**Aim**. From the entries provided below, copy each line that contains the word "data".

————

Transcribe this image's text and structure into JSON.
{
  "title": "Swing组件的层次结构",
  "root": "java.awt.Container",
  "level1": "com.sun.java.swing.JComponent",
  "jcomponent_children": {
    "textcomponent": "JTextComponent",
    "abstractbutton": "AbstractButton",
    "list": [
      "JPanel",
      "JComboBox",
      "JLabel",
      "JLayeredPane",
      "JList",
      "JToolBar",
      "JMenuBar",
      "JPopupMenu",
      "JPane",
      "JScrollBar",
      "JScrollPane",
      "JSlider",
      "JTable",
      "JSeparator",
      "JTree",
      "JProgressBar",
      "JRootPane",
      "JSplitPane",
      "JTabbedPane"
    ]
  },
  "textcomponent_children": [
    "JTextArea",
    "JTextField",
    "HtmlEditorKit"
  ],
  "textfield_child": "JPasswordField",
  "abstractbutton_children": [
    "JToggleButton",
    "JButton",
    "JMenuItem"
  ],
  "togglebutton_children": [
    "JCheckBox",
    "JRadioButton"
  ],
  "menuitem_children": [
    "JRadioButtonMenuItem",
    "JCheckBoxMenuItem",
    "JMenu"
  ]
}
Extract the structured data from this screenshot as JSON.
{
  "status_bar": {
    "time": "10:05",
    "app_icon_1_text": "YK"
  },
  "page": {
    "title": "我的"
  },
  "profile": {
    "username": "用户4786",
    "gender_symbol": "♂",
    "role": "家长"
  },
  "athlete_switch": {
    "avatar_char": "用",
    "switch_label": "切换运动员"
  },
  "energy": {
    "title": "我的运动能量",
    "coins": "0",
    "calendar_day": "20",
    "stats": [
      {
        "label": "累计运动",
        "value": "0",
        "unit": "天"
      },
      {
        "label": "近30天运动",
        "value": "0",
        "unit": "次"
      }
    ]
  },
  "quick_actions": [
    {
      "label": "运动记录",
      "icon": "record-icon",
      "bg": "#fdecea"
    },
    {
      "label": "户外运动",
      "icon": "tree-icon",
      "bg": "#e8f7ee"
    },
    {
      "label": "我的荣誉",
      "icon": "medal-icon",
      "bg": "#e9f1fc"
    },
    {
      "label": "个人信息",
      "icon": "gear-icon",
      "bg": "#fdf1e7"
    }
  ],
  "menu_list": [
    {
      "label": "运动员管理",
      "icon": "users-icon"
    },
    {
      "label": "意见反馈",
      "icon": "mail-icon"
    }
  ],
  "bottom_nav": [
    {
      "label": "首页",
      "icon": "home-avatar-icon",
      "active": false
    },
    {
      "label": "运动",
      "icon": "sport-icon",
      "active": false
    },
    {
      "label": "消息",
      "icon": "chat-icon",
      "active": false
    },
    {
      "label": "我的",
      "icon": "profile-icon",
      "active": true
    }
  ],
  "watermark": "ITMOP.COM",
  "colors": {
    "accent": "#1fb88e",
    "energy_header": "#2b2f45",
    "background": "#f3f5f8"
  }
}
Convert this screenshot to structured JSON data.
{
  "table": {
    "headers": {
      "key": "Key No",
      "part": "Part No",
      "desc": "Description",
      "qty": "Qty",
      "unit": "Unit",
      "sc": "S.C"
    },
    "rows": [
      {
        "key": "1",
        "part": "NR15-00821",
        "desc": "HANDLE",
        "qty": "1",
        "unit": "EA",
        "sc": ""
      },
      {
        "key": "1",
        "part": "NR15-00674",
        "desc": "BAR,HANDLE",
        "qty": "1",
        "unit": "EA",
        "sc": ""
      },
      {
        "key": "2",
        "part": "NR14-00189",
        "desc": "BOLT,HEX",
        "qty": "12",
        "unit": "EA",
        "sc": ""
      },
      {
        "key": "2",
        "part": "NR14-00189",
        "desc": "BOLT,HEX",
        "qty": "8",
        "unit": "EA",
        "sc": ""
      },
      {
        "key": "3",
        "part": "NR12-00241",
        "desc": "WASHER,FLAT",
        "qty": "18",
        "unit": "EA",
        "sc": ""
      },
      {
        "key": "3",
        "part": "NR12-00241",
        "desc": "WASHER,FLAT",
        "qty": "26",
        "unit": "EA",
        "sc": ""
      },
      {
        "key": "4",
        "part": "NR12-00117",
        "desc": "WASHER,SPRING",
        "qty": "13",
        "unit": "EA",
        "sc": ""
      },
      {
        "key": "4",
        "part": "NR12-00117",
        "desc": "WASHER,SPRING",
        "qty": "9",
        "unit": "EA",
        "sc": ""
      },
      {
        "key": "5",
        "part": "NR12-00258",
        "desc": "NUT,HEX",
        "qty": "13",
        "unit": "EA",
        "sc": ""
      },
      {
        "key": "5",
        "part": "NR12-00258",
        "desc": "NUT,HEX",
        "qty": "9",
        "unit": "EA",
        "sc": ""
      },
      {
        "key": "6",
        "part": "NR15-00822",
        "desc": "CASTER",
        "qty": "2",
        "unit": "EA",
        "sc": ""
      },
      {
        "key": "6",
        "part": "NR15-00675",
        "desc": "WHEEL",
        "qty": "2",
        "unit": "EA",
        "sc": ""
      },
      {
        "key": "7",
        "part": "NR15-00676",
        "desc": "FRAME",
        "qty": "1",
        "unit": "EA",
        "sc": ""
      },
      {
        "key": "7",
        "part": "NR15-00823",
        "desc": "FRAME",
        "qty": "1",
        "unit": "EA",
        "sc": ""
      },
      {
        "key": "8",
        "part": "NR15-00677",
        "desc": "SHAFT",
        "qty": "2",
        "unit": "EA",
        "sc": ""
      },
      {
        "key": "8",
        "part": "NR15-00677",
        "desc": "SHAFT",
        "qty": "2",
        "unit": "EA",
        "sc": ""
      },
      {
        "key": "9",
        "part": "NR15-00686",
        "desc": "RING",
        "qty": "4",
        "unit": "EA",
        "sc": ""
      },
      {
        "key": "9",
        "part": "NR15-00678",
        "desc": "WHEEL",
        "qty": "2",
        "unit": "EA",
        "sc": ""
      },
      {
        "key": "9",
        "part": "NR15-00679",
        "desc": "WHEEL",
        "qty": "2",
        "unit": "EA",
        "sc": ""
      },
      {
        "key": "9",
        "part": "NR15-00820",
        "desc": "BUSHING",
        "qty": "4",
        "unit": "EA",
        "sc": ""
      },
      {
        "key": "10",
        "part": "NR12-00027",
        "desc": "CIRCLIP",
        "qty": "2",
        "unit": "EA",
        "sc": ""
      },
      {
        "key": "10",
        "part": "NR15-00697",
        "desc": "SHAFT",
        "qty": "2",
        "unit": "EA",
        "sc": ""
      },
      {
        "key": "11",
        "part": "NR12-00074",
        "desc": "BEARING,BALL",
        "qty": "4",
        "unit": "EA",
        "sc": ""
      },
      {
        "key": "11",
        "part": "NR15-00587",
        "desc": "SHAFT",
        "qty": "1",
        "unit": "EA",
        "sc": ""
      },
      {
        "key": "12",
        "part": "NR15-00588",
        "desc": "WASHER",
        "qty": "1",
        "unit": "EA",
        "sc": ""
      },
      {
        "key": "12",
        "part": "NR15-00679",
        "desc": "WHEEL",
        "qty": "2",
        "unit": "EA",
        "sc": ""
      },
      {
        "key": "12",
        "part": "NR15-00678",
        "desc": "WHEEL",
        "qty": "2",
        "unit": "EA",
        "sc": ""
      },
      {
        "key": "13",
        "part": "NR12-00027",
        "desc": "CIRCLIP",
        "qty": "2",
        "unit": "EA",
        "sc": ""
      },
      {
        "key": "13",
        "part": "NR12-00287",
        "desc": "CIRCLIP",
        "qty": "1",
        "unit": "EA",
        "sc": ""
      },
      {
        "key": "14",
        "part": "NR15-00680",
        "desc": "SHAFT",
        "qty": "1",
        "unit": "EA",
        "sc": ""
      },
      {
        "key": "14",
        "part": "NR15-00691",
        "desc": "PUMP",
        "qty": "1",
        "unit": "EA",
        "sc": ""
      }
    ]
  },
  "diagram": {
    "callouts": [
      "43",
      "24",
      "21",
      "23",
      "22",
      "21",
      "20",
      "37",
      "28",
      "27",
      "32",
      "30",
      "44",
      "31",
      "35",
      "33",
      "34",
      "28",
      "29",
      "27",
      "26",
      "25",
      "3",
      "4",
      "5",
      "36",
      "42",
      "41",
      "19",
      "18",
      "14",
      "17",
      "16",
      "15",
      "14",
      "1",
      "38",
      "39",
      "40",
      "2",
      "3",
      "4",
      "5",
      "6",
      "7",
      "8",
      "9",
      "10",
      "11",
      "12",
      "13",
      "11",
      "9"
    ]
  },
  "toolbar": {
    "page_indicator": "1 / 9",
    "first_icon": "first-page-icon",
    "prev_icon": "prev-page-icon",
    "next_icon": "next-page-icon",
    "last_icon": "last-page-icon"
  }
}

————

**Solved problem**.
Extract the structured data from this screenshot as JSON.
Convert this screenshot to structured JSON data.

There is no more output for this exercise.